_TASK TO CARRY OUT_. Search the listing below for "link". Copy each matching line.

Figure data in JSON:
╔══
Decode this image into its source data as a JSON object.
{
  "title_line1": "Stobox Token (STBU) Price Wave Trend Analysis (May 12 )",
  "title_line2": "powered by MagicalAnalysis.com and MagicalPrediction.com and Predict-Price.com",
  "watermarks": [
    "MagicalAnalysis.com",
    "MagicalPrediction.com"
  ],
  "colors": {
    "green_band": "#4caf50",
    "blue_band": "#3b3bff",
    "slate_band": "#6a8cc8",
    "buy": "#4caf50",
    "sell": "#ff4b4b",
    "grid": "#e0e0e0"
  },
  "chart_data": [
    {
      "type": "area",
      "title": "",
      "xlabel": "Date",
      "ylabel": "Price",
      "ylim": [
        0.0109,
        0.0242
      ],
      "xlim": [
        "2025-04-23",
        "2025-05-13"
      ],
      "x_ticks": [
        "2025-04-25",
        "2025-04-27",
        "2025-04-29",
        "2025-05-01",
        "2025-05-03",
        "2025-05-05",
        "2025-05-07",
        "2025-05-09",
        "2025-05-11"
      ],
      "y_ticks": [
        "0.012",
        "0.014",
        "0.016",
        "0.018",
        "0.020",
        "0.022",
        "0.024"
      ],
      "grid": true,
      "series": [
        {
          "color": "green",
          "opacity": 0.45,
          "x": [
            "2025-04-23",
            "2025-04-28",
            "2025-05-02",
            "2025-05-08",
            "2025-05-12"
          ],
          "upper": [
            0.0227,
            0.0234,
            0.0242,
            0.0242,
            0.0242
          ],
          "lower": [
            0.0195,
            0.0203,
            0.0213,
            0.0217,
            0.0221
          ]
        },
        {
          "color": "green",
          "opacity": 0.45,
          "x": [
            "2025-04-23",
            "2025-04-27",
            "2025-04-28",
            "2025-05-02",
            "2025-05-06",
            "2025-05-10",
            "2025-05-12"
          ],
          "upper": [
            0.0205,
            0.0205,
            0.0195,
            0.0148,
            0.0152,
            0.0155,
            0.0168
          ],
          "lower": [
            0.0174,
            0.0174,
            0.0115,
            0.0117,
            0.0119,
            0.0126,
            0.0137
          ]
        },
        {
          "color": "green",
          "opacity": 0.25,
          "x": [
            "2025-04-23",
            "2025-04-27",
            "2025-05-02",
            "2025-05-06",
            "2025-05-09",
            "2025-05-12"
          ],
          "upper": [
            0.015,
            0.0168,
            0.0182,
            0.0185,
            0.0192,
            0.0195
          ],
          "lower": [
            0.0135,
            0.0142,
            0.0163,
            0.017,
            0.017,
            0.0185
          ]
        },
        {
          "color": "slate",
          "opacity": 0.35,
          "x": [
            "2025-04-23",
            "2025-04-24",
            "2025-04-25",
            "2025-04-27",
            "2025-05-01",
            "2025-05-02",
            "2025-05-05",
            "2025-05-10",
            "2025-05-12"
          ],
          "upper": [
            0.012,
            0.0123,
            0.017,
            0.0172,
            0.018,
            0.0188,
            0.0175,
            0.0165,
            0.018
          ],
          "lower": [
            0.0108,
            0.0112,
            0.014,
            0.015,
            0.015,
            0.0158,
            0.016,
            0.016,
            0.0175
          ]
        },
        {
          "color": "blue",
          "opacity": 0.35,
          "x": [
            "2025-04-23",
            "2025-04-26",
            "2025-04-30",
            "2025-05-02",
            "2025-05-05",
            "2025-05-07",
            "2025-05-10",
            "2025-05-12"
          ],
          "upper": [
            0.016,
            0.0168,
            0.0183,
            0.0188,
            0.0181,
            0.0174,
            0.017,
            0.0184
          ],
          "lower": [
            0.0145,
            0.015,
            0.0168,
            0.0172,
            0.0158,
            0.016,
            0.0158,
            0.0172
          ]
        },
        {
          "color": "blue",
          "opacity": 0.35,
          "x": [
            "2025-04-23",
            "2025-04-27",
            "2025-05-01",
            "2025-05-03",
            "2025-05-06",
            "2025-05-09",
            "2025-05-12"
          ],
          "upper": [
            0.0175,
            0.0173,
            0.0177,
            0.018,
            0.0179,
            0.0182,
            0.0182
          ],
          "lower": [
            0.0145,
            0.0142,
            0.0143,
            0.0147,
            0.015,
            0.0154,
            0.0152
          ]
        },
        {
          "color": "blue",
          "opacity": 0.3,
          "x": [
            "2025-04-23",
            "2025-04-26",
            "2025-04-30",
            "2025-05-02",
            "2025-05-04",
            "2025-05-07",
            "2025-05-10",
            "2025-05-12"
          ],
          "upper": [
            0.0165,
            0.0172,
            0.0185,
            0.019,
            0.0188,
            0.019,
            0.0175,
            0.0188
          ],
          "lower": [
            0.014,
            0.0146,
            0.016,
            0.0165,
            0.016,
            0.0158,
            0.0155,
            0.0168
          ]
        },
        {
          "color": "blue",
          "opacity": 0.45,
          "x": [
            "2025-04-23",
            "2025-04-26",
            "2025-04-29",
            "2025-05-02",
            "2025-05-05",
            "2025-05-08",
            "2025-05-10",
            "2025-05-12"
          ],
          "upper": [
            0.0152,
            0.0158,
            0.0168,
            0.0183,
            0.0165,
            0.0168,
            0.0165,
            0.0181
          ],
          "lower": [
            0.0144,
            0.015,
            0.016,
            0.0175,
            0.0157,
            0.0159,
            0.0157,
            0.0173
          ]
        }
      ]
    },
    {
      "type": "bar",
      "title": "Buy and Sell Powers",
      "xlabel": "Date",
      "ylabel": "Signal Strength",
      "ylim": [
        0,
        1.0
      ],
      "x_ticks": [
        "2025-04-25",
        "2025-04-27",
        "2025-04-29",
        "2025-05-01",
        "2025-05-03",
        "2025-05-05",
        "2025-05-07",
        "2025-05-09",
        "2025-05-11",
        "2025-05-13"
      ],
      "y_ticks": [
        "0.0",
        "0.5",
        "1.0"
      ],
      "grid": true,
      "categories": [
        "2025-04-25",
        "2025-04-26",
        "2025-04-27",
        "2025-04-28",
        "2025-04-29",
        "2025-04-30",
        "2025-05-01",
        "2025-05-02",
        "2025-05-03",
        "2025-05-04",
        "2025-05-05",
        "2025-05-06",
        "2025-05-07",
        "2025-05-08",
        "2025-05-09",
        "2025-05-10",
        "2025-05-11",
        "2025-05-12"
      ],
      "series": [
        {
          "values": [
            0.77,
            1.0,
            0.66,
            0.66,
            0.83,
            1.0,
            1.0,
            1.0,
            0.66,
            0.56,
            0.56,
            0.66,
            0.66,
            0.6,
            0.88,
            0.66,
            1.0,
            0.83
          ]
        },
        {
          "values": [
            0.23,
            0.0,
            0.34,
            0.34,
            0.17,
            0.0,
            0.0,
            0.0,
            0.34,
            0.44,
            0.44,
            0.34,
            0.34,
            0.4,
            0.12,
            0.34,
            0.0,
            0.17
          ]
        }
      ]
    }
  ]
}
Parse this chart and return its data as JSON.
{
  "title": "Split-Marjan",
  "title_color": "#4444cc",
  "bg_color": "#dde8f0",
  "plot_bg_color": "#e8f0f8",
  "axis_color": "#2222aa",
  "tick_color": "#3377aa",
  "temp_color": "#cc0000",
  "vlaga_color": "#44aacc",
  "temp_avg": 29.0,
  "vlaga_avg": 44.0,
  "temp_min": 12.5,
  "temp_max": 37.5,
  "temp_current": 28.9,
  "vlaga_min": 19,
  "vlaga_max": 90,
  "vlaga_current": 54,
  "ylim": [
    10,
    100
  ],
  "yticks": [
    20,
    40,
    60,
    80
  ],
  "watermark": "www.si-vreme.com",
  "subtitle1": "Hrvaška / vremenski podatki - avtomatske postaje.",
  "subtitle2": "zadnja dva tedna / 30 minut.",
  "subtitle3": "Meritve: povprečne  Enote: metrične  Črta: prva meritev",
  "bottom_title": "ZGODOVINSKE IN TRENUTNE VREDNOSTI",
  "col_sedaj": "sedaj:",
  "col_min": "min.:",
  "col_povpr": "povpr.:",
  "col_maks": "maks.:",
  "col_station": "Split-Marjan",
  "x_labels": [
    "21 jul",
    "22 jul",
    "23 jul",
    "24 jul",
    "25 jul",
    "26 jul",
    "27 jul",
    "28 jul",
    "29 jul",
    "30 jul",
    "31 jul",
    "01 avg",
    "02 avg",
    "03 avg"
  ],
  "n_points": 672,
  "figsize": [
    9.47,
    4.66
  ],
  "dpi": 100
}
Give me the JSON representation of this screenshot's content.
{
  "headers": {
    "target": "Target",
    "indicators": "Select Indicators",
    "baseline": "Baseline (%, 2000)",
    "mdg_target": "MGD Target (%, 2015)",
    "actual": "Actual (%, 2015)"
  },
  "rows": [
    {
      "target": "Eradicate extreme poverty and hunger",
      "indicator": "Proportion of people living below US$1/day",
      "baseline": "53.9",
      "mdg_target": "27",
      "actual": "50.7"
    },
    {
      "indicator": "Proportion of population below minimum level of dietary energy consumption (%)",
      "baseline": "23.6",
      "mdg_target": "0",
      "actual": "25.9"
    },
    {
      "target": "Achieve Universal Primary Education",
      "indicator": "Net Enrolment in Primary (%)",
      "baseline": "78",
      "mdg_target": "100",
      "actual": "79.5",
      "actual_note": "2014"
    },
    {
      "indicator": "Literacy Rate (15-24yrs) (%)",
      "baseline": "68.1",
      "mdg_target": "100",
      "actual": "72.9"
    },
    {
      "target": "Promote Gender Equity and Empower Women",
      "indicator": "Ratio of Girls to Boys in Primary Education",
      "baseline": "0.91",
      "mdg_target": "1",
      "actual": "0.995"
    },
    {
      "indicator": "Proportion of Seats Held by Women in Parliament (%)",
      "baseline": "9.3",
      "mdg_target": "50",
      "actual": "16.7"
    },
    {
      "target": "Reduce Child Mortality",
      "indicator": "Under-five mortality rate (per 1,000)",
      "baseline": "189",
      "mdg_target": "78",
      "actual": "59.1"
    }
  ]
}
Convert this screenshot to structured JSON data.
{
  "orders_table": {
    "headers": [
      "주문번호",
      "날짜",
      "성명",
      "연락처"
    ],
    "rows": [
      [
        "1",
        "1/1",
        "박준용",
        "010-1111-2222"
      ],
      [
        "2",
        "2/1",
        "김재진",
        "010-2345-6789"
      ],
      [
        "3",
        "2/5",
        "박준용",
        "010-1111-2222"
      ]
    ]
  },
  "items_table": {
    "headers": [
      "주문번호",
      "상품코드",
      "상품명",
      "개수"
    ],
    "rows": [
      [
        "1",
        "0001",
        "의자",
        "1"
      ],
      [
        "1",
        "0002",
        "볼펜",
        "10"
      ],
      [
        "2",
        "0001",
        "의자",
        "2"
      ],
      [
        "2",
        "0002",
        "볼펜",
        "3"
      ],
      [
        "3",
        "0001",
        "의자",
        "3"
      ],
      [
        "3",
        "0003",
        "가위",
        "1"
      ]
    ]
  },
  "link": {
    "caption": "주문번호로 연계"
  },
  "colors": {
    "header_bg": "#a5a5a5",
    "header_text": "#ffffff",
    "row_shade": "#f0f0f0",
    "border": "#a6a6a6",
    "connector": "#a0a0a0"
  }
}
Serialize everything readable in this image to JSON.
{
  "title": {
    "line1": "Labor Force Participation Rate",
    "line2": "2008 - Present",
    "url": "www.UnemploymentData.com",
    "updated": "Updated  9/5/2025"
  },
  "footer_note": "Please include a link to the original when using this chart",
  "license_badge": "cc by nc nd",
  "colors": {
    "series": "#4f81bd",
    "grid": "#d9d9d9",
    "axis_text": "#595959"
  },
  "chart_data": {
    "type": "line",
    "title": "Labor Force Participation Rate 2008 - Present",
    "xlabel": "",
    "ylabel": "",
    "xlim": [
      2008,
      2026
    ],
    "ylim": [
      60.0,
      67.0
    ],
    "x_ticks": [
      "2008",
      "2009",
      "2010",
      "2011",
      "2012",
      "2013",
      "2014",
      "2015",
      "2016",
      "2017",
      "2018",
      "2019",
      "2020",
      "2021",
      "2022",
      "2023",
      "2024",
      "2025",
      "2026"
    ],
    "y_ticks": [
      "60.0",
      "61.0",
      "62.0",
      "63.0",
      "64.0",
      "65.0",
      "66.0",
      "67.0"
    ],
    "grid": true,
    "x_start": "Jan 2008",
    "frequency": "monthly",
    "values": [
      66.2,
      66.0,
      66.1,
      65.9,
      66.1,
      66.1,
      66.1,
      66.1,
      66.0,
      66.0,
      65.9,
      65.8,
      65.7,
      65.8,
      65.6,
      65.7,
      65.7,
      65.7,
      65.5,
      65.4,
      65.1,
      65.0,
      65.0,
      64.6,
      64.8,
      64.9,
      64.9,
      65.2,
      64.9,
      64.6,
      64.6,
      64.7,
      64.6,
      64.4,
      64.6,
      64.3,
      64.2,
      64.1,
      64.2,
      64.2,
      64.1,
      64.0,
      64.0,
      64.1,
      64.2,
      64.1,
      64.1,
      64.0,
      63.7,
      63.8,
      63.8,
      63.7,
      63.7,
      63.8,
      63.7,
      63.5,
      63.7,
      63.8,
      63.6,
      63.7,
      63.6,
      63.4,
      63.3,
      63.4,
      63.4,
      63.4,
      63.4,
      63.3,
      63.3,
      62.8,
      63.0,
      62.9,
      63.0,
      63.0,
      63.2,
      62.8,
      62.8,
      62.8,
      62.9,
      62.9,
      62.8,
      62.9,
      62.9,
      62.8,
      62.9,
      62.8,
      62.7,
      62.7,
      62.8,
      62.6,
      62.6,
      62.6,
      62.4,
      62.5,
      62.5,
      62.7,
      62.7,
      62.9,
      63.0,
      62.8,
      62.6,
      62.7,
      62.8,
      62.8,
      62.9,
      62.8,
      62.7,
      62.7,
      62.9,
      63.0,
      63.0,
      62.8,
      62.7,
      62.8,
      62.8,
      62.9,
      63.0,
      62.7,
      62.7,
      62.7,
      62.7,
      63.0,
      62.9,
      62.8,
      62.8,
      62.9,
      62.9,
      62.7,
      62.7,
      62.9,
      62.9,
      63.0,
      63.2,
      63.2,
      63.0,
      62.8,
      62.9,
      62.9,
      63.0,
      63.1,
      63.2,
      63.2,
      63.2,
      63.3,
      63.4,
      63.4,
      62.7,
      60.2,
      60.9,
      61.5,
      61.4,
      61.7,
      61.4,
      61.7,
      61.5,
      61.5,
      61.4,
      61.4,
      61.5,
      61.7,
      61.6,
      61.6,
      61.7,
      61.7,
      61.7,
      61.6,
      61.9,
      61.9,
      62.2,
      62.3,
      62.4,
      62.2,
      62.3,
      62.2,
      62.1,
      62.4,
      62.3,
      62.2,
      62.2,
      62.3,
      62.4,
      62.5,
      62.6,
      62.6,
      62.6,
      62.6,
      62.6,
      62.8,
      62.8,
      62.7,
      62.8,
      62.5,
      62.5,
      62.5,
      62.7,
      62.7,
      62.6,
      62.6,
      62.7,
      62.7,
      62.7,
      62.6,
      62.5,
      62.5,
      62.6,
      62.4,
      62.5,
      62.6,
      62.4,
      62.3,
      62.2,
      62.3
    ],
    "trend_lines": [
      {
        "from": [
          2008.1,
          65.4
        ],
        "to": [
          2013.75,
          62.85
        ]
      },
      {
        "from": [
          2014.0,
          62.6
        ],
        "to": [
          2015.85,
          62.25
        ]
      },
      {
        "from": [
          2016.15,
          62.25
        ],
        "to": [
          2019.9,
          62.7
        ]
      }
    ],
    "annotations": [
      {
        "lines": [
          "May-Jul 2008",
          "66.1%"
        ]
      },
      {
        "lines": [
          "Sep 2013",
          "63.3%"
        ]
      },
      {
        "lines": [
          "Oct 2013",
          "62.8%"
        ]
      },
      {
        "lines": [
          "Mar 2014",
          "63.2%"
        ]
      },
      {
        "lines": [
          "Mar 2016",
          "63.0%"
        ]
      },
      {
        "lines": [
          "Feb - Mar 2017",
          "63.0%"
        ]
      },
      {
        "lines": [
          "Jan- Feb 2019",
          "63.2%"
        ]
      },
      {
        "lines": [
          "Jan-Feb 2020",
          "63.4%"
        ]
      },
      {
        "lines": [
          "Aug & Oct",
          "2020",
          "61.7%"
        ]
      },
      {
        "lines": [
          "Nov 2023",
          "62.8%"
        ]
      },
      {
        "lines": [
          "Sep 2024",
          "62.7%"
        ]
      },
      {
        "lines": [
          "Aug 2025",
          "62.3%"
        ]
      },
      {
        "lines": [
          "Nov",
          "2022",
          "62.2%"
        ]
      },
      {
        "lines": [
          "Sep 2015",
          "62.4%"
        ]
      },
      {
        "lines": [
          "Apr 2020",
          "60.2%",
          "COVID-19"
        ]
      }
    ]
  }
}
╚══
_RESPONSE_.
  "link": {
  "footer_note": "Please include a link to the original when using this chart",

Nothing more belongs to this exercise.